SET TASK:
Copy out lines with the word "Representación" from the material that follows.

Collected data entries:
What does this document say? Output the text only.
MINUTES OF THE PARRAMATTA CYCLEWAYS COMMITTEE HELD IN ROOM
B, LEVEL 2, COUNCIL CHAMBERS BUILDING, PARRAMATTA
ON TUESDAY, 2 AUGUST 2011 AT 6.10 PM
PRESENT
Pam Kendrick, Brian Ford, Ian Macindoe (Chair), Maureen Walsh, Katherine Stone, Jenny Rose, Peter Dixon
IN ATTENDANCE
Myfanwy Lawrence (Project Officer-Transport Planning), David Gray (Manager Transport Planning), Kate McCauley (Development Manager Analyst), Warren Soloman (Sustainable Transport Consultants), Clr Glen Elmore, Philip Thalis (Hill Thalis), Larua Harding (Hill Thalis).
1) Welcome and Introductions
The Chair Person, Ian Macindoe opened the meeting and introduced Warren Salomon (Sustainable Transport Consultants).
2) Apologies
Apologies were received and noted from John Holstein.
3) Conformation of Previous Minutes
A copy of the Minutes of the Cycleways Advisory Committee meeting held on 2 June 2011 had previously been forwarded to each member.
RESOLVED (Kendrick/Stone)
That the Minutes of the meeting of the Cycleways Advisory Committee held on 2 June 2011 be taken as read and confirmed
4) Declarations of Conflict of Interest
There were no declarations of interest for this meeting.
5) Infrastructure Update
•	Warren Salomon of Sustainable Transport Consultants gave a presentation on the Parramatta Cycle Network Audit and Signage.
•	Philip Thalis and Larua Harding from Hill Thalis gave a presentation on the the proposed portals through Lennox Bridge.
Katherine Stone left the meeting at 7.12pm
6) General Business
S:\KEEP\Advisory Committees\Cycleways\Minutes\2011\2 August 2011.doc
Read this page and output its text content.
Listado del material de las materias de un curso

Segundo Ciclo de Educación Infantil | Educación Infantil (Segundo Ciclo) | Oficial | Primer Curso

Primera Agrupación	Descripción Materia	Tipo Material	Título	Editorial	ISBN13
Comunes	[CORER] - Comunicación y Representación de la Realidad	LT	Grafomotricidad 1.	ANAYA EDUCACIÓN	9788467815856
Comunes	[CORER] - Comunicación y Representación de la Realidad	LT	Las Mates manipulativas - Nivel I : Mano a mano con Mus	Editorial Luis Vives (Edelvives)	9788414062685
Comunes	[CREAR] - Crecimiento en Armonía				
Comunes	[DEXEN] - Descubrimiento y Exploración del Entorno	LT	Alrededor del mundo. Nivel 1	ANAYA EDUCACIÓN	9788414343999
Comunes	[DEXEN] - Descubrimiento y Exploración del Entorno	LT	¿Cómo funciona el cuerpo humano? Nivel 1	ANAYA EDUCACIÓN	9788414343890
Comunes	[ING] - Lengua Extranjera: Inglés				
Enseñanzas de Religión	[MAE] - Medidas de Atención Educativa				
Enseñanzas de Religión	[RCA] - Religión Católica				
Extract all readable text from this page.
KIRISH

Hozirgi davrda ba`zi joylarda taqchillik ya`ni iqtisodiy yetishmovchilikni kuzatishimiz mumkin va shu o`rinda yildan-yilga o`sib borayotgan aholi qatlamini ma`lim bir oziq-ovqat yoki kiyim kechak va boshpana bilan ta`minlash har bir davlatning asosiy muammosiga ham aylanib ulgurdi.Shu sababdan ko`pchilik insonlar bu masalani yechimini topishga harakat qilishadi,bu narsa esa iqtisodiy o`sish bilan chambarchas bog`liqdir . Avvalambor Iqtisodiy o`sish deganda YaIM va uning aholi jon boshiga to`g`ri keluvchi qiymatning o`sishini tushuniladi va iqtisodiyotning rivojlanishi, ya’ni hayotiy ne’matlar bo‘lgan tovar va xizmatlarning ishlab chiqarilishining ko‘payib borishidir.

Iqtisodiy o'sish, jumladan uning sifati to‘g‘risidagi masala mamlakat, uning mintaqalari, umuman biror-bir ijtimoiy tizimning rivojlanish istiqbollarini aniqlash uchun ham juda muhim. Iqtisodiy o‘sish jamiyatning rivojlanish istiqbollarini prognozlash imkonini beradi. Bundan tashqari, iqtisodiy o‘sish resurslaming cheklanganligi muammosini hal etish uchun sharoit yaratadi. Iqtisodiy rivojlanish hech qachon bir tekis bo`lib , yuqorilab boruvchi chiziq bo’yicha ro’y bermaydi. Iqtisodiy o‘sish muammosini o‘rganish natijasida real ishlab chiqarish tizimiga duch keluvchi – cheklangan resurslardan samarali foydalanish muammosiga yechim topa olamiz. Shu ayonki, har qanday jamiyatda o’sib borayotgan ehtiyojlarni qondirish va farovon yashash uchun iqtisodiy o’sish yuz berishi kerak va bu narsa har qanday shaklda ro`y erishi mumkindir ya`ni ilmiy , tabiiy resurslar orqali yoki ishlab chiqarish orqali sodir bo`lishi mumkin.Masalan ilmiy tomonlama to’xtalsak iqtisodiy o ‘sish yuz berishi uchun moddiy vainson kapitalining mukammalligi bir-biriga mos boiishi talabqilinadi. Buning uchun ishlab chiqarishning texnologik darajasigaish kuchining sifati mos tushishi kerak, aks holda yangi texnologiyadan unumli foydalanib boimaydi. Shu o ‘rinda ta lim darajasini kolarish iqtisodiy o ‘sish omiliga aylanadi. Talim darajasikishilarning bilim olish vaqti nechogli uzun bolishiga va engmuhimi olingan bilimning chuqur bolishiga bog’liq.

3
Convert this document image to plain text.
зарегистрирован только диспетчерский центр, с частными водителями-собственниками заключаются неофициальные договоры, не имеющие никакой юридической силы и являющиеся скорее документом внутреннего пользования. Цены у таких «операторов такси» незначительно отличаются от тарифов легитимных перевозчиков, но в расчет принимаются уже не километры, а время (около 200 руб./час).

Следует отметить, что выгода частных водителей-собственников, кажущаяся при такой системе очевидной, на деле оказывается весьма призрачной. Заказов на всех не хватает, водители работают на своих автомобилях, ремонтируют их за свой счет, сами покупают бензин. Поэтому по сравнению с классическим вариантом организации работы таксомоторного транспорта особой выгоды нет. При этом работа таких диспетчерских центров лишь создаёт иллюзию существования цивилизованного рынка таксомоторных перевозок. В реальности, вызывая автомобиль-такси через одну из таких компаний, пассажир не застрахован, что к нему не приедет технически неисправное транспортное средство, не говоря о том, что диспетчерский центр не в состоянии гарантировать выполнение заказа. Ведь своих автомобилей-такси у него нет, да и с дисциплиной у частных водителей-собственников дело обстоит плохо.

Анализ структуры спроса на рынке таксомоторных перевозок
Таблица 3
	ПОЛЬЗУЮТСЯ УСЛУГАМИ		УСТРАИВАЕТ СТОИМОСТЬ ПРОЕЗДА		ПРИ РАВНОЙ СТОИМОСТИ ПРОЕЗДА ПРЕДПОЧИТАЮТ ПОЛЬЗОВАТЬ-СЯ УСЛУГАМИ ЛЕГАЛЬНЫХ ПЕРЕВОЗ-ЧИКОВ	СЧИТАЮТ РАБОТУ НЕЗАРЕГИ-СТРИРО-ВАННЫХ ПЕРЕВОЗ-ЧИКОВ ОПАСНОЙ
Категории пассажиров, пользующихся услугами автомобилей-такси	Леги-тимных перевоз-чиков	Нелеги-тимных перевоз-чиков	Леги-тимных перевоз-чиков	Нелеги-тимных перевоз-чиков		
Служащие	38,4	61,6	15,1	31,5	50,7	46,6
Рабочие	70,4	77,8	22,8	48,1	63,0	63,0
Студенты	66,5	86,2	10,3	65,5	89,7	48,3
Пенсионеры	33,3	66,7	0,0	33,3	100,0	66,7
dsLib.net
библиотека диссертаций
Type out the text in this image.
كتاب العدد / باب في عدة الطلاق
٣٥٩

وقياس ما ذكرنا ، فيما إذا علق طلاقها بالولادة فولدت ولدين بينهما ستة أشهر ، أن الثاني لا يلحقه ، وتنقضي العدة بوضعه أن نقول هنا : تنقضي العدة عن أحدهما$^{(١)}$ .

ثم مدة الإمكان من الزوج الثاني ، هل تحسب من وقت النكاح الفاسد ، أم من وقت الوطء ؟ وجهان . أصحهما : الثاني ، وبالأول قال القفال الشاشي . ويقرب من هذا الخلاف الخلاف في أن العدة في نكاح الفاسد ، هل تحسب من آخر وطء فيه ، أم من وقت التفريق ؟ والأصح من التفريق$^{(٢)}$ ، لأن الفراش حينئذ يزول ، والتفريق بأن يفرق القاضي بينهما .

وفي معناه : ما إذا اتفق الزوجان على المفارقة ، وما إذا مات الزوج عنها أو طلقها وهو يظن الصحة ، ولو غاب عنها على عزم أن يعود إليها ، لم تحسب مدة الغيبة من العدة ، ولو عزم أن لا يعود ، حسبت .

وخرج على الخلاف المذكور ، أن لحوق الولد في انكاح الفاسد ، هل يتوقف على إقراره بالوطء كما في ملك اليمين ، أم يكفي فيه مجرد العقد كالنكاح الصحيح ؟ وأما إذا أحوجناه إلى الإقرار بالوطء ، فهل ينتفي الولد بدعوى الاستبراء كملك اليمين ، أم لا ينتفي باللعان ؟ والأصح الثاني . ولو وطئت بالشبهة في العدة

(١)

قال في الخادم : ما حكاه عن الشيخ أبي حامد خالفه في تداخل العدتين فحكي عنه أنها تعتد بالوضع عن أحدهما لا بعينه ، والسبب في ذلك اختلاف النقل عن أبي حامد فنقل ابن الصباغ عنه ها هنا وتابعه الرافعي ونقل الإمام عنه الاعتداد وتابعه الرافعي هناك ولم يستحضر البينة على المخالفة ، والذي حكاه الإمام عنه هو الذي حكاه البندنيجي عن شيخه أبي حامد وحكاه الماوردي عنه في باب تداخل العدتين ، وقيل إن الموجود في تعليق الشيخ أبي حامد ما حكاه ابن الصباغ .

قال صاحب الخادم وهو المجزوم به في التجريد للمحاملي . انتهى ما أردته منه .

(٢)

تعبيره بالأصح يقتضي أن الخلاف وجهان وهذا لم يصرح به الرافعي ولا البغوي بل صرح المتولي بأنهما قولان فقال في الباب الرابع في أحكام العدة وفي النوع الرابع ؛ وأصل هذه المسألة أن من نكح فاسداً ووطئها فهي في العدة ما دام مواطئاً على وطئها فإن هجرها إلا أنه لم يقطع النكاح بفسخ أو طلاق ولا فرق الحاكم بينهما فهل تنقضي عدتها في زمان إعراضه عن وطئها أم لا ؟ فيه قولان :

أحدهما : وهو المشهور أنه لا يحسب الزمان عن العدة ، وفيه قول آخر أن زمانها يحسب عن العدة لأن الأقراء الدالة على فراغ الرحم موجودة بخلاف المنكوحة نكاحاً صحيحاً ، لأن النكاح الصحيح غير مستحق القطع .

EXERCISE OUTPUT:
Comunes	[CORER] - Comunicación y Representación de la Realidad	LT	Grafomotricidad 1.	ANAYA EDUCACIÓN	9788467815856
Comunes	[CORER] - Comunicación y Representación de la Realidad	LT	Las Mates manipulativas - Nivel I : Mano a mano con Mus	Editorial Luis Vives (Edelvives)	9788414062685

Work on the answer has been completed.